Where a line in the listing below contains the word "name", copy that line.

* START Items *

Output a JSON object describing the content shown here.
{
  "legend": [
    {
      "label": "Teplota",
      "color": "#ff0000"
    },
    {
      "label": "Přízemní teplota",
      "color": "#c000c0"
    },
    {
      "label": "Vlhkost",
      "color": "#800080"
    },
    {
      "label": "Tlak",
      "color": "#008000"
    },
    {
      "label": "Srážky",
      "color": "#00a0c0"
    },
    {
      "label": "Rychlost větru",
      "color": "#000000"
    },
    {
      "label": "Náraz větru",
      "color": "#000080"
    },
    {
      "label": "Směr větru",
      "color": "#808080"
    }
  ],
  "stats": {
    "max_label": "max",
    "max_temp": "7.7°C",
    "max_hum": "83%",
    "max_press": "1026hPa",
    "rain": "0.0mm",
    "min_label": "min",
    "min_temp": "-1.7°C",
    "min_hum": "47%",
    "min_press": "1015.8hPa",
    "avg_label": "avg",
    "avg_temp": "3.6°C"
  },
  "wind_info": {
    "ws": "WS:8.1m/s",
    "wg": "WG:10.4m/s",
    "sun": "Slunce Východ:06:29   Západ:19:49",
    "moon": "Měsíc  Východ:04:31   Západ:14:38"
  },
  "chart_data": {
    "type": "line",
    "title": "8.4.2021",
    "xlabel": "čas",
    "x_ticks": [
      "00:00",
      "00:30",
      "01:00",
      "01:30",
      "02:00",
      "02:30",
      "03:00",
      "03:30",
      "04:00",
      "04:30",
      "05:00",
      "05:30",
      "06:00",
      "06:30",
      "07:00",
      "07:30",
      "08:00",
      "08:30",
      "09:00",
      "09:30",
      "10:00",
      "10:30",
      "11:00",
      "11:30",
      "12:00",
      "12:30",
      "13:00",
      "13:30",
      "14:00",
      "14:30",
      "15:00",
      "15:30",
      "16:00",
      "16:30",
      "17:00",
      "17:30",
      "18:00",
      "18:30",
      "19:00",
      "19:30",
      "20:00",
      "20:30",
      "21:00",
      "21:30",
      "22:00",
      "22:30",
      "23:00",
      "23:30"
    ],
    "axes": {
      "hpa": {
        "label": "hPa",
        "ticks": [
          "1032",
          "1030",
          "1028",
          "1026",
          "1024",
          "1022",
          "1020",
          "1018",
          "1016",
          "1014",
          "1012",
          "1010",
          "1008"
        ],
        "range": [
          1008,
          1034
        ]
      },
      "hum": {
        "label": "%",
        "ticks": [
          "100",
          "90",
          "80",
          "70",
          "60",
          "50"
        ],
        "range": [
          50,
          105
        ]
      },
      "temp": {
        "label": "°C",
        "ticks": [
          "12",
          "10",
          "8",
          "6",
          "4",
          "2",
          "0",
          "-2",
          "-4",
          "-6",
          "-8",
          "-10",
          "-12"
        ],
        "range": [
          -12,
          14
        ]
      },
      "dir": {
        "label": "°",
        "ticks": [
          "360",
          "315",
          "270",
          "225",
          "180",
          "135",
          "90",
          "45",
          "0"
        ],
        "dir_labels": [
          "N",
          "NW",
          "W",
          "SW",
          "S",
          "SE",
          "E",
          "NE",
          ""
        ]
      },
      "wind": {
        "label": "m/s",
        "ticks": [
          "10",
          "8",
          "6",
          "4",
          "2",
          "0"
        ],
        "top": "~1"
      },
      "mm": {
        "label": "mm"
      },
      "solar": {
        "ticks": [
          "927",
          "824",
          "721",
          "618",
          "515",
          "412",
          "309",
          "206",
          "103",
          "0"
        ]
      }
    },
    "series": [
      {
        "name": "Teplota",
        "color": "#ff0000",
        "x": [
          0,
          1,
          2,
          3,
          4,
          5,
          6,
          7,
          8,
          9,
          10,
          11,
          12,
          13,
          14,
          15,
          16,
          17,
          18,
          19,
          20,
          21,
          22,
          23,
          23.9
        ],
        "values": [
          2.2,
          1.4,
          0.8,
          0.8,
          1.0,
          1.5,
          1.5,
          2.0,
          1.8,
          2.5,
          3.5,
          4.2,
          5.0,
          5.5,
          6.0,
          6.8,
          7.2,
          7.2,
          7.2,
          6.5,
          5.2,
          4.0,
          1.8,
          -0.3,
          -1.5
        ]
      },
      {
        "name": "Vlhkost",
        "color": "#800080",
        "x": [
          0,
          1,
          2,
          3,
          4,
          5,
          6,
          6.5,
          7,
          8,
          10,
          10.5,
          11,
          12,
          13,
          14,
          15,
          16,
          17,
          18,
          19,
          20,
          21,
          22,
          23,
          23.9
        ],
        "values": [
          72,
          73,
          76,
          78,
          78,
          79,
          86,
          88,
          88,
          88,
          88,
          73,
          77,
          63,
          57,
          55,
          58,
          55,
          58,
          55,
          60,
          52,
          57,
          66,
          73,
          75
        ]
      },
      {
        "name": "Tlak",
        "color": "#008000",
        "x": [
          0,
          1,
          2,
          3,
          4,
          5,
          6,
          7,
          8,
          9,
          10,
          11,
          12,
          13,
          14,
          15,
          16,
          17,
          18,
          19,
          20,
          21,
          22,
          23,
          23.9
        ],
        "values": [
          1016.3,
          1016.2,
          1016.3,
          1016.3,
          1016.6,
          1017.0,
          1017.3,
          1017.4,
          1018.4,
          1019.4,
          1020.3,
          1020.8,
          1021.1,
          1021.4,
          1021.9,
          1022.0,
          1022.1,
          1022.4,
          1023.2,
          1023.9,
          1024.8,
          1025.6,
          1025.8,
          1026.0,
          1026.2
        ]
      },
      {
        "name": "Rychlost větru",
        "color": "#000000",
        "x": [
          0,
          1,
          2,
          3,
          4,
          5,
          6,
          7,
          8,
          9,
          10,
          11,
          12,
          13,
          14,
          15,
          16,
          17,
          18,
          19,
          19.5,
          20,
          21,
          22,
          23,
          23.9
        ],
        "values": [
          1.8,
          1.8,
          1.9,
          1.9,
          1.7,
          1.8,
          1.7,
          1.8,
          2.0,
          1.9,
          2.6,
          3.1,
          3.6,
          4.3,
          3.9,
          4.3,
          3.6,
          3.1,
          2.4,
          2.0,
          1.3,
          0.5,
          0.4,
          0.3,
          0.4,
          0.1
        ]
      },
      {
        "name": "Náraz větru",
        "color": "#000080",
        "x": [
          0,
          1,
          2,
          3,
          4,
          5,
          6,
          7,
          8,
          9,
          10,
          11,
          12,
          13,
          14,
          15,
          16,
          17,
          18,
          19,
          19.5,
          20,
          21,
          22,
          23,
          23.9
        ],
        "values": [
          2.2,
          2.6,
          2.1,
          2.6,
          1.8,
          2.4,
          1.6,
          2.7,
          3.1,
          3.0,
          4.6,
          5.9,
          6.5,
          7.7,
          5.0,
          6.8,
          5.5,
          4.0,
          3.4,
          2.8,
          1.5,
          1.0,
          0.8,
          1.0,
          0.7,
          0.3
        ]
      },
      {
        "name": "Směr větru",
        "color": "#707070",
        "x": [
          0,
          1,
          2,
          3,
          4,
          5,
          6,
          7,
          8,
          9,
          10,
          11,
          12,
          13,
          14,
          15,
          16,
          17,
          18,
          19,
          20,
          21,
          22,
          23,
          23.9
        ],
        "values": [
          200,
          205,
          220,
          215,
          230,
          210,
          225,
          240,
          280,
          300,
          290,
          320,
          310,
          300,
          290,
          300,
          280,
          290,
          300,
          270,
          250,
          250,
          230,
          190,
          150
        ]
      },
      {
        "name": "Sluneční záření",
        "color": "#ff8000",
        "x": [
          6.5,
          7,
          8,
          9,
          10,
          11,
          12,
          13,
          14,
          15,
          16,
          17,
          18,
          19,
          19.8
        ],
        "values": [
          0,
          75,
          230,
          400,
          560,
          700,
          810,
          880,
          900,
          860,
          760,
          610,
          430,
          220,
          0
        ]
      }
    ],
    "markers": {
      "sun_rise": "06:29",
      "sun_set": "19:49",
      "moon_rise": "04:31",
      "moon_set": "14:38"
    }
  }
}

* END Items *

__Solution to this exercise__:
        "name": "Teplota",
        "name": "Vlhkost",
        "name": "Tlak",
        "name": "Rychlost větru",
        "name": "Náraz větru",
        "name": "Směr větru",
        "name": "Sluneční záření",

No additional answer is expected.